* begin Supplied entries *
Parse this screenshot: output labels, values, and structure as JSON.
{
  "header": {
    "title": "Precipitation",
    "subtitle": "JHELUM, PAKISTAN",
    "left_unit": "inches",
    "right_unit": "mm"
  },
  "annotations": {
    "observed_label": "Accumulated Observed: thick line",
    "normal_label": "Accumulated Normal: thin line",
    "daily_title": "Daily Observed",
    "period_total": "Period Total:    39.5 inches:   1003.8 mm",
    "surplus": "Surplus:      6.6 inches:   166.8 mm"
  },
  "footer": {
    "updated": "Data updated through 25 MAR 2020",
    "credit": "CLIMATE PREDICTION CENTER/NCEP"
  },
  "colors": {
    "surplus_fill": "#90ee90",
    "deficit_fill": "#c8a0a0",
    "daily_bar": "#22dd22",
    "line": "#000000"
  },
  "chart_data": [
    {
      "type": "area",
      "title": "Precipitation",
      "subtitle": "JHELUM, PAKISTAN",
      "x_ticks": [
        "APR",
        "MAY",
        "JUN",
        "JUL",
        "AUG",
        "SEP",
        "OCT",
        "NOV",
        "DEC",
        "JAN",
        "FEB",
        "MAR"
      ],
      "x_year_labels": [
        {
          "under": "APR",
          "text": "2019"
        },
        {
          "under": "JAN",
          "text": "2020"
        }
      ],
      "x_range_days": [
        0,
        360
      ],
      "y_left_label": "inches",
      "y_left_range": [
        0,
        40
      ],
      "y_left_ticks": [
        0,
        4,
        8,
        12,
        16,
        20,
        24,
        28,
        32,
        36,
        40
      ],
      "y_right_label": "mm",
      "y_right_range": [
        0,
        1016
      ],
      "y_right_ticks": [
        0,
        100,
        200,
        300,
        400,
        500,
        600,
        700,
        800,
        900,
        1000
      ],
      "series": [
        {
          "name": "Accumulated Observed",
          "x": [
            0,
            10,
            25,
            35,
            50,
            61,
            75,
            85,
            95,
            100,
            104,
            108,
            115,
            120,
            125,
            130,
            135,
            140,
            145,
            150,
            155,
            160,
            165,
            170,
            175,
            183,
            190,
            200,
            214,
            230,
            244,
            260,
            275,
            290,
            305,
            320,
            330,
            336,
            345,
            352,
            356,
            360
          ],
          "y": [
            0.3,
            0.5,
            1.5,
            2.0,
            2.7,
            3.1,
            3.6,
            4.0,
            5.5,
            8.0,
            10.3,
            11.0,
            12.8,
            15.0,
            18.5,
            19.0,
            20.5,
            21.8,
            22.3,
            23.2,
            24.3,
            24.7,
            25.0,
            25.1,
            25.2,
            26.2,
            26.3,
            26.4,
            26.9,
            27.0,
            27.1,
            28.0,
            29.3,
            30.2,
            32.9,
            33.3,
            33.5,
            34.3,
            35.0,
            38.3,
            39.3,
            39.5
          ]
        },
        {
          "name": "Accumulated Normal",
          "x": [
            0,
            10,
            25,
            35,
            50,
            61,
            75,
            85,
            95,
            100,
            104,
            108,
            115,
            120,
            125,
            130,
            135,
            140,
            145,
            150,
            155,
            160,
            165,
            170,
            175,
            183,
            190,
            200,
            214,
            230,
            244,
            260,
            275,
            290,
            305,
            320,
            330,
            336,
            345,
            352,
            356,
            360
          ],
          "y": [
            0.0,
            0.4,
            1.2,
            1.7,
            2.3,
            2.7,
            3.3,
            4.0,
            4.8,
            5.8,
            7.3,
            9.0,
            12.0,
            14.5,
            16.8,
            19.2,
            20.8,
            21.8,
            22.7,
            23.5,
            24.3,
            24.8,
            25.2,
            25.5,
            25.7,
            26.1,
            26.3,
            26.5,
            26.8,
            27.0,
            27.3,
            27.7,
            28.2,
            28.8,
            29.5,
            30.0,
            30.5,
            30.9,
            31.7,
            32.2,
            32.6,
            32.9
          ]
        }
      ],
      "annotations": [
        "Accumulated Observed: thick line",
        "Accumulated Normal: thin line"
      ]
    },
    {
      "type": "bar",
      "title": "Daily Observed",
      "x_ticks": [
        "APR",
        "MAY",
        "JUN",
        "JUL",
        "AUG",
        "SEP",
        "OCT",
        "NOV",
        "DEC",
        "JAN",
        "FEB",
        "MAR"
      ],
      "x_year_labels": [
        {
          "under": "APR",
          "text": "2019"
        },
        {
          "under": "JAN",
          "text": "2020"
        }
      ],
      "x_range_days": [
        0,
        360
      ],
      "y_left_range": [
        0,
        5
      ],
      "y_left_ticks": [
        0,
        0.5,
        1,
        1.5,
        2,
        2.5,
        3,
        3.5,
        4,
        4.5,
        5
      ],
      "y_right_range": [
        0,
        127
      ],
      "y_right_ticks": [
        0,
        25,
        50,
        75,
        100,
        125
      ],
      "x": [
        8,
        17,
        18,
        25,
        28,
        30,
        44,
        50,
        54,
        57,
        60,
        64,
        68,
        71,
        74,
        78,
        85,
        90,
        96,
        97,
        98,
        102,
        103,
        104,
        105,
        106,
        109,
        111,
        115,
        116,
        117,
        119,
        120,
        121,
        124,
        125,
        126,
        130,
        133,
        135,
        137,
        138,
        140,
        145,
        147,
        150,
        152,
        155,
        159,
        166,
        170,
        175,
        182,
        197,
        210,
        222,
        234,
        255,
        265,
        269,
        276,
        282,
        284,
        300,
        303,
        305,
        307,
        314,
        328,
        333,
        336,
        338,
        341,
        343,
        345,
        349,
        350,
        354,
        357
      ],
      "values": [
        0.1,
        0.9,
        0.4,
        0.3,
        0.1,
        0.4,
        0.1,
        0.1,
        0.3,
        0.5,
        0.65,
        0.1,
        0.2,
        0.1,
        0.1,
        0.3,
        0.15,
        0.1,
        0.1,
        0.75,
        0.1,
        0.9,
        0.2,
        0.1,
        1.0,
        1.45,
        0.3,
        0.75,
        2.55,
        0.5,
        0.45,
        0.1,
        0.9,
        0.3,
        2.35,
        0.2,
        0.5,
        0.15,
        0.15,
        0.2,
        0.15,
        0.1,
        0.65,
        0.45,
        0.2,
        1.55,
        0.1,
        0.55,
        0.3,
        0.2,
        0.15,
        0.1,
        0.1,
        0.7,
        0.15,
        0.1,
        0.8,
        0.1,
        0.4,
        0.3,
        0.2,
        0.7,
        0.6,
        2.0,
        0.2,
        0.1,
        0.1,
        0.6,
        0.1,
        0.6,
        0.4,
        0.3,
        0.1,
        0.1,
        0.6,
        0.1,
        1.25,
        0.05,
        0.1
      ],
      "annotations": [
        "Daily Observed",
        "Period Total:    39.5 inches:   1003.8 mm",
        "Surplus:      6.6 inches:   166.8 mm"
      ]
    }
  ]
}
* end Supplied entries *
## Stated exercise
All of the records must be repeated exactly.

## Full solution
Parse this screenshot: output labels, values, and structure as JSON.
{
  "header": {
    "title": "Precipitation",
    "subtitle": "JHELUM, PAKISTAN",
    "left_unit": "inches",
    "right_unit": "mm"
  },
  "annotations": {
    "observed_label": "Accumulated Observed: thick line",
    "normal_label": "Accumulated Normal: thin line",
    "daily_title": "Daily Observed",
    "period_total": "Period Total:    39.5 inches:   1003.8 mm",
    "surplus": "Surplus:      6.6 inches:   166.8 mm"
  },
  "footer": {
    "updated": "Data updated through 25 MAR 2020",
    "credit": "CLIMATE PREDICTION CENTER/NCEP"
  },
  "colors": {
    "surplus_fill": "#90ee90",
    "deficit_fill": "#c8a0a0",
    "daily_bar": "#22dd22",
    "line": "#000000"
  },
  "chart_data": [
    {
      "type": "area",
      "title": "Precipitation",
      "subtitle": "JHELUM, PAKISTAN",
      "x_ticks": [
        "APR",
        "MAY",
        "JUN",
        "JUL",
        "AUG",
        "SEP",
        "OCT",
        "NOV",
        "DEC",
        "JAN",
        "FEB",
        "MAR"
      ],
      "x_year_labels": [
        {
          "under": "APR",
          "text": "2019"
        },
        {
          "under": "JAN",
          "text": "2020"
        }
      ],
      "x_range_days": [
        0,
        360
      ],
      "y_left_label": "inches",
      "y_left_range": [
        0,
        40
      ],
      "y_left_ticks": [
        0,
        4,
        8,
        12,
        16,
        20,
        24,
        28,
        32,
        36,
        40
      ],
      "y_right_label": "mm",
      "y_right_range": [
        0,
        1016
      ],
      "y_right_ticks": [
        0,
        100,
        200,
        300,
        400,
        500,
        600,
        700,
        800,
        900,
        1000
      ],
      "series": [
        {
          "name": "Accumulated Observed",
          "x": [
            0,
            10,
            25,
            35,
            50,
            61,
            75,
            85,
            95,
            100,
            104,
            108,
            115,
            120,
            125,
            130,
            135,
            140,
            145,
            150,
            155,
            160,
            165,
            170,
            175,
            183,
            190,
            200,
            214,
            230,
            244,
            260,
            275,
            290,
            305,
            320,
            330,
            336,
            345,
            352,
            356,
            360
          ],
          "y": [
            0.3,
            0.5,
            1.5,
            2.0,
            2.7,
            3.1,
            3.6,
            4.0,
            5.5,
            8.0,
            10.3,
            11.0,
            12.8,
            15.0,
            18.5,
            19.0,
            20.5,
            21.8,
            22.3,
            23.2,
            24.3,
            24.7,
            25.0,
            25.1,
            25.2,
            26.2,
            26.3,
            26.4,
            26.9,
            27.0,
            27.1,
            28.0,
            29.3,
            30.2,
            32.9,
            33.3,
            33.5,
            34.3,
            35.0,
            38.3,
            39.3,
            39.5
          ]
        },
        {
          "name": "Accumulated Normal",
          "x": [
            0,
            10,
            25,
            35,
            50,
            61,
            75,
            85,
            95,
            100,
            104,
            108,
            115,
            120,
            125,
            130,
            135,
            140,
            145,
            150,
            155,
            160,
            165,
            170,
            175,
            183,
            190,
            200,
            214,
            230,
            244,
            260,
            275,
            290,
            305,
            320,
            330,
            336,
            345,
            352,
            356,
            360
          ],
          "y": [
            0.0,
            0.4,
            1.2,
            1.7,
            2.3,
            2.7,
            3.3,
            4.0,
            4.8,
            5.8,
            7.3,
            9.0,
            12.0,
            14.5,
            16.8,
            19.2,
            20.8,
            21.8,
            22.7,
            23.5,
            24.3,
            24.8,
            25.2,
            25.5,
            25.7,
            26.1,
            26.3,
            26.5,
            26.8,
            27.0,
            27.3,
            27.7,
            28.2,
            28.8,
            29.5,
            30.0,
            30.5,
            30.9,
            31.7,
            32.2,
            32.6,
            32.9
          ]
        }
      ],
      "annotations": [
        "Accumulated Observed: thick line",
        "Accumulated Normal: thin line"
      ]
    },
    {
      "type": "bar",
      "title": "Daily Observed",
      "x_ticks": [
        "APR",
        "MAY",
        "JUN",
        "JUL",
        "AUG",
        "SEP",
        "OCT",
        "NOV",
        "DEC",
        "JAN",
        "FEB",
        "MAR"
      ],
      "x_year_labels": [
        {
          "under": "APR",
          "text": "2019"
        },
        {
          "under": "JAN",
          "text": "2020"
        }
      ],
      "x_range_days": [
        0,
        360
      ],
      "y_left_range": [
        0,
        5
      ],
      "y_left_ticks": [
        0,
        0.5,
        1,
        1.5,
        2,
        2.5,
        3,
        3.5,
        4,
        4.5,
        5
      ],
      "y_right_range": [
        0,
        127
      ],
      "y_right_ticks": [
        0,
        25,
        50,
        75,
        100,
        125
      ],
      "x": [
        8,
        17,
        18,
        25,
        28,
        30,
        44,
        50,
        54,
        57,
        60,
        64,
        68,
        71,
        74,
        78,
        85,
        90,
        96,
        97,
        98,
        102,
        103,
        104,
        105,
        106,
        109,
        111,
        115,
        116,
        117,
        119,
        120,
        121,
        124,
        125,
        126,
        130,
        133,
        135,
        137,
        138,
        140,
        145,
        147,
        150,
        152,
        155,
        159,
        166,
        170,
        175,
        182,
        197,
        210,
        222,
        234,
        255,
        265,
        269,
        276,
        282,
        284,
        300,
        303,
        305,
        307,
        314,
        328,
        333,
        336,
        338,
        341,
        343,
        345,
        349,
        350,
        354,
        357
      ],
      "values": [
        0.1,
        0.9,
        0.4,
        0.3,
        0.1,
        0.4,
        0.1,
        0.1,
        0.3,
        0.5,
        0.65,
        0.1,
        0.2,
        0.1,
        0.1,
        0.3,
        0.15,
        0.1,
        0.1,
        0.75,
        0.1,
        0.9,
        0.2,
        0.1,
        1.0,
        1.45,
        0.3,
        0.75,
        2.55,
        0.5,
        0.45,
        0.1,
        0.9,
        0.3,
        2.35,
        0.2,
        0.5,
        0.15,
        0.15,
        0.2,
        0.15,
        0.1,
        0.65,
        0.45,
        0.2,
        1.55,
        0.1,
        0.55,
        0.3,
        0.2,
        0.15,
        0.1,
        0.1,
        0.7,
        0.15,
        0.1,
        0.8,
        0.1,
        0.4,
        0.3,
        0.2,
        0.7,
        0.6,
        2.0,
        0.2,
        0.1,
        0.1,
        0.6,
        0.1,
        0.6,
        0.4,
        0.3,
        0.1,
        0.1,
        0.6,
        0.1,
        1.25,
        0.05,
        0.1
      ],
      "annotations": [
        "Daily Observed",
        "Period Total:    39.5 inches:   1003.8 mm",
        "Surplus:      6.6 inches:   166.8 mm"
      ]
    }
  ]
}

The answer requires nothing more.